**WHAT YOU SHOULD DO**:
Locate the line that contains "What's the underlying". Reproduce it and all following lines up to the end of the material, exactly and with nothing added.

>> Start GIVEN ENTRIES

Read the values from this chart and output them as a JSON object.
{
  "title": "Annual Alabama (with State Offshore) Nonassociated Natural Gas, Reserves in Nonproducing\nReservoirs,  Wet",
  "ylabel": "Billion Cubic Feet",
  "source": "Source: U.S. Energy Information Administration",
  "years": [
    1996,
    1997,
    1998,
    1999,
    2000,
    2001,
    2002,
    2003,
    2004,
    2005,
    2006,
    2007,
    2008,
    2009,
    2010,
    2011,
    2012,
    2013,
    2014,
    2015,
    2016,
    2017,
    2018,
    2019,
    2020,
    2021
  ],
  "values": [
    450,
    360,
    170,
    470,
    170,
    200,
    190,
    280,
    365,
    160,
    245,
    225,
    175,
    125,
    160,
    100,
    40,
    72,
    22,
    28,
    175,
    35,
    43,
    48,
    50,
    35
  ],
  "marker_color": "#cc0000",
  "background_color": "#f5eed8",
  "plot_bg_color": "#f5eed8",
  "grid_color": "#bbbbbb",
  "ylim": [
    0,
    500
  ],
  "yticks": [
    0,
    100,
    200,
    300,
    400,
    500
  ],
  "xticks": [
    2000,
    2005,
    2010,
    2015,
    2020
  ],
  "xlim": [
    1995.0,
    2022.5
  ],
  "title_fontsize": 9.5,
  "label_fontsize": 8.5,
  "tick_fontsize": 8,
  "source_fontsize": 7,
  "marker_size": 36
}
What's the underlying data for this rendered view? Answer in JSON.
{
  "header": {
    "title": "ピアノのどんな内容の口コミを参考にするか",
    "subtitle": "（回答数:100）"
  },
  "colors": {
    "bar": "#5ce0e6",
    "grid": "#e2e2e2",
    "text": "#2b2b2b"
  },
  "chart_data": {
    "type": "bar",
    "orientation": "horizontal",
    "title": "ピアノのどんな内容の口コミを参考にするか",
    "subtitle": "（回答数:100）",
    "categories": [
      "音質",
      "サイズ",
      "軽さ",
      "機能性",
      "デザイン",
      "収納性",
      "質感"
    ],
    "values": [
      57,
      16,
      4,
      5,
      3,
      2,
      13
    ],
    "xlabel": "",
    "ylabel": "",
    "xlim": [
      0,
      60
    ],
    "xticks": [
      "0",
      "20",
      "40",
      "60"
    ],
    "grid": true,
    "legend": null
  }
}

>> End GIVEN ENTRIES

**SOLVED PROBLEM**:
What's the underlying data for this rendered view? Answer in JSON.
{
  "header": {
    "title": "ピアノのどんな内容の口コミを参考にするか",
    "subtitle": "（回答数:100）"
  },
  "colors": {
    "bar": "#5ce0e6",
    "grid": "#e2e2e2",
    "text": "#2b2b2b"
  },
  "chart_data": {
    "type": "bar",
    "orientation": "horizontal",
    "title": "ピアノのどんな内容の口コミを参考にするか",
    "subtitle": "（回答数:100）",
    "categories": [
      "音質",
      "サイズ",
      "軽さ",
      "機能性",
      "デザイン",
      "収納性",
      "質感"
    ],
    "values": [
      57,
      16,
      4,
      5,
      3,
      2,
      13
    ],
    "xlabel": "",
    "ylabel": "",
    "xlim": [
      0,
      60
    ],
    "xticks": [
      "0",
      "20",
      "40",
      "60"
    ],
    "grid": true,
    "legend": null
  }
}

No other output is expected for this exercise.